Stored records -
· · · · · · ·

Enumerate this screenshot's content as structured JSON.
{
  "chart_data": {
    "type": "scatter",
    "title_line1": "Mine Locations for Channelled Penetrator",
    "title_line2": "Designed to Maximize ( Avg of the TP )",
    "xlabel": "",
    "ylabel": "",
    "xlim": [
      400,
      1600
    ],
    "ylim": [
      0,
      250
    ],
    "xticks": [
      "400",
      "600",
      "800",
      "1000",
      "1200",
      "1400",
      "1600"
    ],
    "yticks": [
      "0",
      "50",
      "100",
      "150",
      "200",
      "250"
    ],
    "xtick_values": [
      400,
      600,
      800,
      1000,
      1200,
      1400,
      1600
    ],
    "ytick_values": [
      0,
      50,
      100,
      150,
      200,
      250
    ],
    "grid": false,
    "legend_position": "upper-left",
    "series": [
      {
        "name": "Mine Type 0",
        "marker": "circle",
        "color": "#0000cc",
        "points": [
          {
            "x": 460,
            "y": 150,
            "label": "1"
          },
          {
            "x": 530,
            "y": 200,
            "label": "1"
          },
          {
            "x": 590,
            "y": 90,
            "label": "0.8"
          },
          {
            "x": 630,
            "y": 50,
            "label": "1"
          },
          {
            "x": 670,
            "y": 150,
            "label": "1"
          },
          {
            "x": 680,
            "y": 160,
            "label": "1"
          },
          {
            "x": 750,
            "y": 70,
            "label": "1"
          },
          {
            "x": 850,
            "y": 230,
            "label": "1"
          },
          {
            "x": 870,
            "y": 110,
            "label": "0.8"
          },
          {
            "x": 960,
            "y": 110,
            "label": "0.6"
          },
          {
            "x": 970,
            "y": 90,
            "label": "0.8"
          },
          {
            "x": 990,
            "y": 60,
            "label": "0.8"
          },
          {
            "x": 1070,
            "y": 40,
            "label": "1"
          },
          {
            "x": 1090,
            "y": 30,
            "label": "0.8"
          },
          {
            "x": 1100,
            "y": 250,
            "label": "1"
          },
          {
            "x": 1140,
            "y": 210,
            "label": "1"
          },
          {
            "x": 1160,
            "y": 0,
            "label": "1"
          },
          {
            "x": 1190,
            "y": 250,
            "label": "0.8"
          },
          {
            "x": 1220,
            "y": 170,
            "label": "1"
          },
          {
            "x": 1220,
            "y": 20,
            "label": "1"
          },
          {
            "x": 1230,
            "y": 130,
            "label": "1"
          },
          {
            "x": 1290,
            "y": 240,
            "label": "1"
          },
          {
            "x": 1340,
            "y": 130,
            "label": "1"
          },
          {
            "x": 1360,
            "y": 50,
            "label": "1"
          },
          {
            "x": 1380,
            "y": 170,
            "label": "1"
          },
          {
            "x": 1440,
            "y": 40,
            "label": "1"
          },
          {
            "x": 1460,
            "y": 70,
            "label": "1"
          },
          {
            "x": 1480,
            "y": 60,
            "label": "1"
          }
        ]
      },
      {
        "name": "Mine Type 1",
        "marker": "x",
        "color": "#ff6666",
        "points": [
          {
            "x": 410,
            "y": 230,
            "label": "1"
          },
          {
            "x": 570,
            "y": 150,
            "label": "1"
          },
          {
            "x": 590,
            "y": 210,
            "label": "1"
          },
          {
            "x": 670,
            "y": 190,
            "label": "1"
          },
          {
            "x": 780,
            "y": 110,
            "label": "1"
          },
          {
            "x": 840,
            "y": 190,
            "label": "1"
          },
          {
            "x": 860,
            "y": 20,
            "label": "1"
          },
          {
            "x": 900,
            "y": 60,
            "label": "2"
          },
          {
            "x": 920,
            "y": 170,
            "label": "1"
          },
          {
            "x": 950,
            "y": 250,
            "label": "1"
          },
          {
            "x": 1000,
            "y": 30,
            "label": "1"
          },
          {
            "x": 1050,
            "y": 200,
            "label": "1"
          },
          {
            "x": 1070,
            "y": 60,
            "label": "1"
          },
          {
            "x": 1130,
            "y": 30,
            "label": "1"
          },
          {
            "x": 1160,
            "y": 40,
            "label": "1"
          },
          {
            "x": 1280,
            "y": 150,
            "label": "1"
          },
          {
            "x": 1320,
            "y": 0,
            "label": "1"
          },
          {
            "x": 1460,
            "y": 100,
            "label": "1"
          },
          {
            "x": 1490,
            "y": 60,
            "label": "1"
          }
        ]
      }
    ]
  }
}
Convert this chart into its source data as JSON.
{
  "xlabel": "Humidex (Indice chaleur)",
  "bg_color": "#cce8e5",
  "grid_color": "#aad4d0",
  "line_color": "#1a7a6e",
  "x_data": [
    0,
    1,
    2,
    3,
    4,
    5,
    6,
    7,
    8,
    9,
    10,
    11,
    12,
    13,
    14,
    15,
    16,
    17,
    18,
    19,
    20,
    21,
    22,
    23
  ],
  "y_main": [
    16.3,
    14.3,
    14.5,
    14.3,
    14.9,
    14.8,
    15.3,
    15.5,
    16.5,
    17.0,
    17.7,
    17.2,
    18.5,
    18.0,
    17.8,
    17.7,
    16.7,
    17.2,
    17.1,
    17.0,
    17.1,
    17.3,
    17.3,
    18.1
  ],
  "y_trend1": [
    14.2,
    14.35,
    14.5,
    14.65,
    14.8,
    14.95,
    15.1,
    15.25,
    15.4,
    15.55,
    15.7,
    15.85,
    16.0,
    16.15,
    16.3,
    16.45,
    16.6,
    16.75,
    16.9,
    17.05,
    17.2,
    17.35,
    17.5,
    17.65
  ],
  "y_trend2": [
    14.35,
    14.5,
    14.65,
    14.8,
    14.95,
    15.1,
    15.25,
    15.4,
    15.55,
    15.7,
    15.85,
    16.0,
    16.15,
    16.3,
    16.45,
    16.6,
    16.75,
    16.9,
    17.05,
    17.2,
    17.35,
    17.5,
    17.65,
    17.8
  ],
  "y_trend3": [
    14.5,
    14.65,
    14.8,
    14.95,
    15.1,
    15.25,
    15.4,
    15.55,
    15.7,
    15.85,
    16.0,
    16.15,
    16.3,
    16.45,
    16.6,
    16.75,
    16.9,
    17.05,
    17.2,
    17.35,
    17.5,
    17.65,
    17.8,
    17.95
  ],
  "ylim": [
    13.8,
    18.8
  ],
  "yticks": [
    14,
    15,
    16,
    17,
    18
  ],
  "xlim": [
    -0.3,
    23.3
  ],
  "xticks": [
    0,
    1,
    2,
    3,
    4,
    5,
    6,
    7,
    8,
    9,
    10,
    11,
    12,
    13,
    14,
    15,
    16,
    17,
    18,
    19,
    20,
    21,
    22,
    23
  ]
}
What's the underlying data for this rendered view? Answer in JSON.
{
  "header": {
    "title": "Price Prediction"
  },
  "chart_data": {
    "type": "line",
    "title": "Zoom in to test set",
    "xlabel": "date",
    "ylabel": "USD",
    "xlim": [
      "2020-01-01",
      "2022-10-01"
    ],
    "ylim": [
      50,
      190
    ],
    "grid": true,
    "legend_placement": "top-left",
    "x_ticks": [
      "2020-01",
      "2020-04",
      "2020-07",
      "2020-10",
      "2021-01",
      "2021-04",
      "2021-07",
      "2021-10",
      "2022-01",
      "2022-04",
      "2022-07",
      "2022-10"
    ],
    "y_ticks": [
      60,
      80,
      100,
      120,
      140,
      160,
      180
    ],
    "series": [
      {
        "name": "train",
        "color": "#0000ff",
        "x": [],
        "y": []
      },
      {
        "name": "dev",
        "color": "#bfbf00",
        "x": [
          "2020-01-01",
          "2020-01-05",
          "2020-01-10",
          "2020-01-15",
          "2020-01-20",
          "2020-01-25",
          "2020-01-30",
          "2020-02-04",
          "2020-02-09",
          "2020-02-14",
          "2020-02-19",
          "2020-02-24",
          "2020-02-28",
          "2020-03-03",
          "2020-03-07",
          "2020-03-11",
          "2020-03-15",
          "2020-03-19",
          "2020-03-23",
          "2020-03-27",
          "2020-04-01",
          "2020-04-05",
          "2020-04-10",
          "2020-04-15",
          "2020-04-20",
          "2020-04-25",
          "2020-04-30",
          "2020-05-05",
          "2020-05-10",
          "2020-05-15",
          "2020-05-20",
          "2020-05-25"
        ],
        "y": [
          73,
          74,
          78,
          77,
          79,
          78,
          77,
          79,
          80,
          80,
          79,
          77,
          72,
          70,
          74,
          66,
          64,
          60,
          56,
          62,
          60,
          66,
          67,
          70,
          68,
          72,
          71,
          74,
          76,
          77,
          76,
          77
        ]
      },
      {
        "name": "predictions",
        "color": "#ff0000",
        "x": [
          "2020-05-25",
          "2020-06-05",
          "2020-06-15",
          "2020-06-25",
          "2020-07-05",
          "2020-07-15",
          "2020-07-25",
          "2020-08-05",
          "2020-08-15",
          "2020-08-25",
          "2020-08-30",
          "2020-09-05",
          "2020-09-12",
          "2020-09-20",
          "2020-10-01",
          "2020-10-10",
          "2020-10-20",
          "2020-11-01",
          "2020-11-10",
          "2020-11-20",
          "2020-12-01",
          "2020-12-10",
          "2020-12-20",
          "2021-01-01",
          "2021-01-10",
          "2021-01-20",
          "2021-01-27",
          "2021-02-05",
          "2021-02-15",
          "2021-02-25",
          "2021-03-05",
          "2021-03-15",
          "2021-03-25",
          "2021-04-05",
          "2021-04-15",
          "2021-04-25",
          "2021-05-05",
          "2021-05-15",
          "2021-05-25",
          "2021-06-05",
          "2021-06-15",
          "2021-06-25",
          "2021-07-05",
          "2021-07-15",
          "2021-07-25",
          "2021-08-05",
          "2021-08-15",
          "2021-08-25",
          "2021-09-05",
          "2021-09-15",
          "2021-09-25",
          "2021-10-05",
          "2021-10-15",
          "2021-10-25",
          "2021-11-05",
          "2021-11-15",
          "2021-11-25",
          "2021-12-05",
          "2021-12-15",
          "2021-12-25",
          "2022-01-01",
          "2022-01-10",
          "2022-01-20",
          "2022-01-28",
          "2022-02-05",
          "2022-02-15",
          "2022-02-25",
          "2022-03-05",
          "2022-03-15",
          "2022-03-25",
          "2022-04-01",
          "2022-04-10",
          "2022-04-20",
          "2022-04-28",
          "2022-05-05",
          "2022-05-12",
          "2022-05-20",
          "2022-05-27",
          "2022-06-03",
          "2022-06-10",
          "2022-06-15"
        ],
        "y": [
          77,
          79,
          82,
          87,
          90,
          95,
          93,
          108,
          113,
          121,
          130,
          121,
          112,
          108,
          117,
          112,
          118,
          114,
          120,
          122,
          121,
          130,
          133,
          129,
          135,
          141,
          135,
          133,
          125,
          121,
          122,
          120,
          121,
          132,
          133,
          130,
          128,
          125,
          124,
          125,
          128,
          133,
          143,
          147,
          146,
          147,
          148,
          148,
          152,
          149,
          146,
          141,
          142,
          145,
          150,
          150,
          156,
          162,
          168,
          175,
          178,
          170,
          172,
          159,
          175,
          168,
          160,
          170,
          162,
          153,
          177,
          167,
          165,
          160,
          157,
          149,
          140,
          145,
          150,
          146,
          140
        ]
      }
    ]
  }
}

· · · · · · ·

Locate all lines in the listing above with the word "this" and copy them.

Enumerate this screenshot's content as structured JSON.
Convert this chart into its source data as JSON.
What's the underlying data for this rendered view? Answer in JSON.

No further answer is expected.